## INSTRUCTIONS TO FOLLOW
Transcribe the full listing exactly, and drop every picture.

Data items
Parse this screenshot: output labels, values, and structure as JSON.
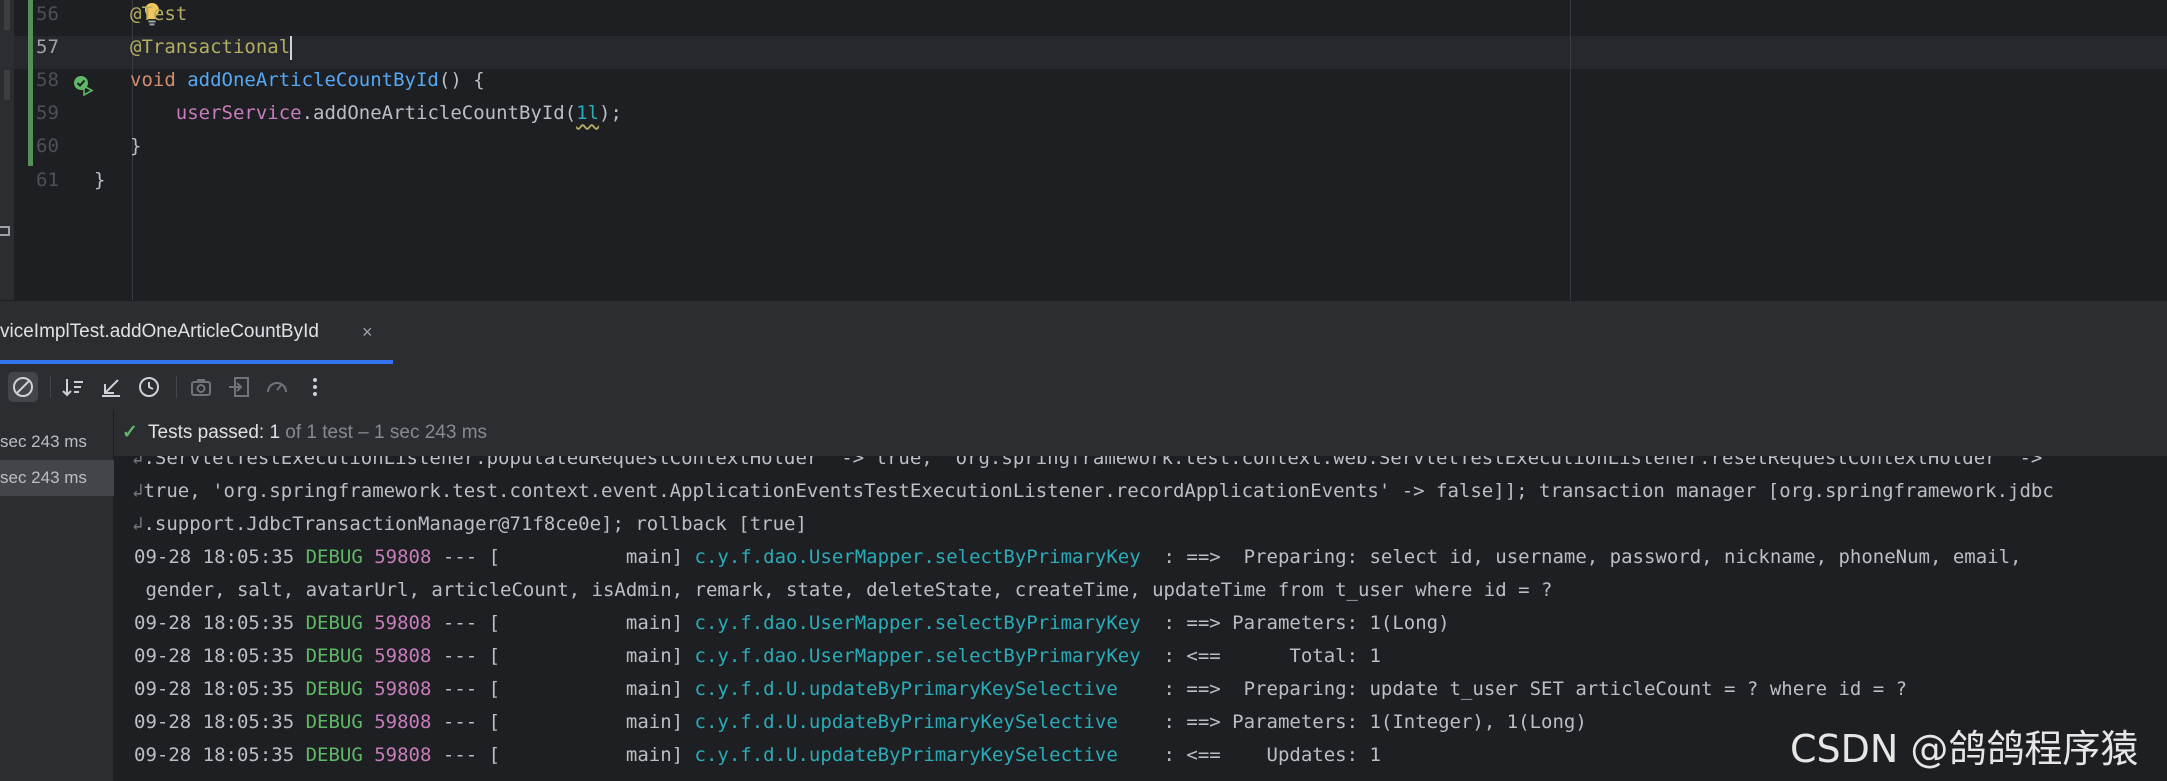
{
  "editor": {
    "lines": [
      {
        "n": "56",
        "parts": [
          {
            "t": "@Test",
            "c": "ann"
          }
        ]
      },
      {
        "n": "57",
        "parts": [
          {
            "t": "@Transactional",
            "c": "ann"
          }
        ]
      },
      {
        "n": "58",
        "parts": [
          {
            "t": "void ",
            "c": "kw"
          },
          {
            "t": "addOneArticleCountById",
            "c": "fn"
          },
          {
            "t": "() {",
            "c": ""
          }
        ]
      },
      {
        "n": "59",
        "parts": [
          {
            "t": "    ",
            "c": ""
          },
          {
            "t": "userService",
            "c": "fld"
          },
          {
            "t": ".addOneArticleCountById(",
            "c": ""
          },
          {
            "t": "1l",
            "c": "num"
          },
          {
            "t": ");",
            "c": ""
          }
        ]
      },
      {
        "n": "60",
        "parts": [
          {
            "t": "}",
            "c": ""
          }
        ]
      },
      {
        "n": "61",
        "parts": [
          {
            "t": "}",
            "c": ""
          }
        ]
      }
    ],
    "current_line": "57"
  },
  "run_window": {
    "tab_title": "viceImplTest.addOneArticleCountById",
    "tab_close": "×",
    "status_check": "✓",
    "status_passed": "Tests passed: ",
    "status_count": "1",
    "status_detail": " of 1 test – 1 sec 243 ms",
    "tree": [
      {
        "label": "sec 243 ms",
        "selected": false
      },
      {
        "label": "sec 243 ms",
        "selected": true
      }
    ]
  },
  "console": {
    "wrap_lines": [
      ".ServletTestExecutionListener.populatedRequestContextHolder' -> true, 'org.springframework.test.context.web.ServletTestExecutionListener.resetRequestContextHolder' -> ",
      "true, 'org.springframework.test.context.event.ApplicationEventsTestExecutionListener.recordApplicationEvents' -> false]]; transaction manager [org.springframework.jdbc",
      ".support.JdbcTransactionManager@71f8ce0e]; rollback [true]"
    ],
    "log_lines": [
      {
        "ts": "09-28 18:05:35 ",
        "level": "DEBUG",
        "pid": " 59808",
        "sep": " --- [           main] ",
        "logger": "c.y.f.dao.UserMapper.selectByPrimaryKey ",
        "msg": " : ==>  Preparing: select id, username, password, nickname, phoneNum, email,"
      },
      {
        "cont": " gender, salt, avatarUrl, articleCount, isAdmin, remark, state, deleteState, createTime, updateTime from t_user where id = ?"
      },
      {
        "ts": "09-28 18:05:35 ",
        "level": "DEBUG",
        "pid": " 59808",
        "sep": " --- [           main] ",
        "logger": "c.y.f.dao.UserMapper.selectByPrimaryKey ",
        "msg": " : ==> Parameters: 1(Long)"
      },
      {
        "ts": "09-28 18:05:35 ",
        "level": "DEBUG",
        "pid": " 59808",
        "sep": " --- [           main] ",
        "logger": "c.y.f.dao.UserMapper.selectByPrimaryKey ",
        "msg": " : <==      Total: 1"
      },
      {
        "ts": "09-28 18:05:35 ",
        "level": "DEBUG",
        "pid": " 59808",
        "sep": " --- [           main] ",
        "logger": "c.y.f.d.U.updateByPrimaryKeySelective   ",
        "msg": " : ==>  Preparing: update t_user SET articleCount = ? where id = ?"
      },
      {
        "ts": "09-28 18:05:35 ",
        "level": "DEBUG",
        "pid": " 59808",
        "sep": " --- [           main] ",
        "logger": "c.y.f.d.U.updateByPrimaryKeySelective   ",
        "msg": " : ==> Parameters: 1(Integer), 1(Long)"
      },
      {
        "ts": "09-28 18:05:35 ",
        "level": "DEBUG",
        "pid": " 59808",
        "sep": " --- [           main] ",
        "logger": "c.y.f.d.U.updateByPrimaryKeySelective   ",
        "msg": " : <==    Updates: 1"
      }
    ]
  },
  "watermark": "CSDN @鸽鸽程序猿",
  "colors": {
    "accent": "#3574f0",
    "pass": "#5fb865",
    "annotation": "#b3ae60",
    "keyword": "#cf8e6d",
    "function": "#56a8f5",
    "field": "#c77dbb",
    "number": "#2aacb8"
  },
  "icons": [
    "lightbulb-icon",
    "run-gutter-icon",
    "stop-icon",
    "sort-icon",
    "collapse-icon",
    "history-icon",
    "camera-icon",
    "import-icon",
    "speed-icon",
    "more-icon",
    "check-icon",
    "folder-icon"
  ]
}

## WRITTEN ANSWER
Parse this screenshot: output labels, values, and structure as JSON.
{
  "editor": {
    "lines": [
      {
        "n": "56",
        "parts": [
          {
            "t": "@Test",
            "c": "ann"
          }
        ]
      },
      {
        "n": "57",
        "parts": [
          {
            "t": "@Transactional",
            "c": "ann"
          }
        ]
      },
      {
        "n": "58",
        "parts": [
          {
            "t": "void ",
            "c": "kw"
          },
          {
            "t": "addOneArticleCountById",
            "c": "fn"
          },
          {
            "t": "() {",
            "c": ""
          }
        ]
      },
      {
        "n": "59",
        "parts": [
          {
            "t": "    ",
            "c": ""
          },
          {
            "t": "userService",
            "c": "fld"
          },
          {
            "t": ".addOneArticleCountById(",
            "c": ""
          },
          {
            "t": "1l",
            "c": "num"
          },
          {
            "t": ");",
            "c": ""
          }
        ]
      },
      {
        "n": "60",
        "parts": [
          {
            "t": "}",
            "c": ""
          }
        ]
      },
      {
        "n": "61",
        "parts": [
          {
            "t": "}",
            "c": ""
          }
        ]
      }
    ],
    "current_line": "57"
  },
  "run_window": {
    "tab_title": "viceImplTest.addOneArticleCountById",
    "tab_close": "×",
    "status_check": "✓",
    "status_passed": "Tests passed: ",
    "status_count": "1",
    "status_detail": " of 1 test – 1 sec 243 ms",
    "tree": [
      {
        "label": "sec 243 ms",
        "selected": false
      },
      {
        "label": "sec 243 ms",
        "selected": true
      }
    ]
  },
  "console": {
    "wrap_lines": [
      ".ServletTestExecutionListener.populatedRequestContextHolder' -> true, 'org.springframework.test.context.web.ServletTestExecutionListener.resetRequestContextHolder' -> ",
      "true, 'org.springframework.test.context.event.ApplicationEventsTestExecutionListener.recordApplicationEvents' -> false]]; transaction manager [org.springframework.jdbc",
      ".support.JdbcTransactionManager@71f8ce0e]; rollback [true]"
    ],
    "log_lines": [
      {
        "ts": "09-28 18:05:35 ",
        "level": "DEBUG",
        "pid": " 59808",
        "sep": " --- [           main] ",
        "logger": "c.y.f.dao.UserMapper.selectByPrimaryKey ",
        "msg": " : ==>  Preparing: select id, username, password, nickname, phoneNum, email,"
      },
      {
        "cont": " gender, salt, avatarUrl, articleCount, isAdmin, remark, state, deleteState, createTime, updateTime from t_user where id = ?"
      },
      {
        "ts": "09-28 18:05:35 ",
        "level": "DEBUG",
        "pid": " 59808",
        "sep": " --- [           main] ",
        "logger": "c.y.f.dao.UserMapper.selectByPrimaryKey ",
        "msg": " : ==> Parameters: 1(Long)"
      },
      {
        "ts": "09-28 18:05:35 ",
        "level": "DEBUG",
        "pid": " 59808",
        "sep": " --- [           main] ",
        "logger": "c.y.f.dao.UserMapper.selectByPrimaryKey ",
        "msg": " : <==      Total: 1"
      },
      {
        "ts": "09-28 18:05:35 ",
        "level": "DEBUG",
        "pid": " 59808",
        "sep": " --- [           main] ",
        "logger": "c.y.f.d.U.updateByPrimaryKeySelective   ",
        "msg": " : ==>  Preparing: update t_user SET articleCount = ? where id = ?"
      },
      {
        "ts": "09-28 18:05:35 ",
        "level": "DEBUG",
        "pid": " 59808",
        "sep": " --- [           main] ",
        "logger": "c.y.f.d.U.updateByPrimaryKeySelective   ",
        "msg": " : ==> Parameters: 1(Integer), 1(Long)"
      },
      {
        "ts": "09-28 18:05:35 ",
        "level": "DEBUG",
        "pid": " 59808",
        "sep": " --- [           main] ",
        "logger": "c.y.f.d.U.updateByPrimaryKeySelective   ",
        "msg": " : <==    Updates: 1"
      }
    ]
  },
  "watermark": "CSDN @鸽鸽程序猿",
  "colors": {
    "accent": "#3574f0",
    "pass": "#5fb865",
    "annotation": "#b3ae60",
    "keyword": "#cf8e6d",
    "function": "#56a8f5",
    "field": "#c77dbb",
    "number": "#2aacb8"
  },
  "icons": [
    "lightbulb-icon",
    "run-gutter-icon",
    "stop-icon",
    "sort-icon",
    "collapse-icon",
    "history-icon",
    "camera-icon",
    "import-icon",
    "speed-icon",
    "more-icon",
    "check-icon",
    "folder-icon"
  ]
}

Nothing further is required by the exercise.